[Stored data]:
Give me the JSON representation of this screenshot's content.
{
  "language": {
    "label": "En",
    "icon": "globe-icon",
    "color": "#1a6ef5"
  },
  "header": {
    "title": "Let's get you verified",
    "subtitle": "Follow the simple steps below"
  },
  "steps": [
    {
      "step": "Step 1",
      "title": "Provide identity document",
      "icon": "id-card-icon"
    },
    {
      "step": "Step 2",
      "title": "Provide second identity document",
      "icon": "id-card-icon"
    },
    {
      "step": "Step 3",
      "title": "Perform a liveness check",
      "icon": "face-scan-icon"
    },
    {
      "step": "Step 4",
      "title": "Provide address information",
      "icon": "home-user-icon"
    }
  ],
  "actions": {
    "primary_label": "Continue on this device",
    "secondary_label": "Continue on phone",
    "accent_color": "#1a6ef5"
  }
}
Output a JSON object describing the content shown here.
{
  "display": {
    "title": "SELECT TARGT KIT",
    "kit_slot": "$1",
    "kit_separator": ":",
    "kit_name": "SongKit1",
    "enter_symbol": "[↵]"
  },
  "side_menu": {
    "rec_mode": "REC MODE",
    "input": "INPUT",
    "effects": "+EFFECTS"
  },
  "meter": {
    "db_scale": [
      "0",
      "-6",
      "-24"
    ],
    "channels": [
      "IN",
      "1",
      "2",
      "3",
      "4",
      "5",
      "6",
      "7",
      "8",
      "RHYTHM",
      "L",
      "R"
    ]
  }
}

[Written instruction]: Repeat all the entries word for word.

[Task result]:
Give me the JSON representation of this screenshot's content.
{
  "language": {
    "label": "En",
    "icon": "globe-icon",
    "color": "#1a6ef5"
  },
  "header": {
    "title": "Let's get you verified",
    "subtitle": "Follow the simple steps below"
  },
  "steps": [
    {
      "step": "Step 1",
      "title": "Provide identity document",
      "icon": "id-card-icon"
    },
    {
      "step": "Step 2",
      "title": "Provide second identity document",
      "icon": "id-card-icon"
    },
    {
      "step": "Step 3",
      "title": "Perform a liveness check",
      "icon": "face-scan-icon"
    },
    {
      "step": "Step 4",
      "title": "Provide address information",
      "icon": "home-user-icon"
    }
  ],
  "actions": {
    "primary_label": "Continue on this device",
    "secondary_label": "Continue on phone",
    "accent_color": "#1a6ef5"
  }
}
Output a JSON object describing the content shown here.
{
  "display": {
    "title": "SELECT TARGT KIT",
    "kit_slot": "$1",
    "kit_separator": ":",
    "kit_name": "SongKit1",
    "enter_symbol": "[↵]"
  },
  "side_menu": {
    "rec_mode": "REC MODE",
    "input": "INPUT",
    "effects": "+EFFECTS"
  },
  "meter": {
    "db_scale": [
      "0",
      "-6",
      "-24"
    ],
    "channels": [
      "IN",
      "1",
      "2",
      "3",
      "4",
      "5",
      "6",
      "7",
      "8",
      "RHYTHM",
      "L",
      "R"
    ]
  }
}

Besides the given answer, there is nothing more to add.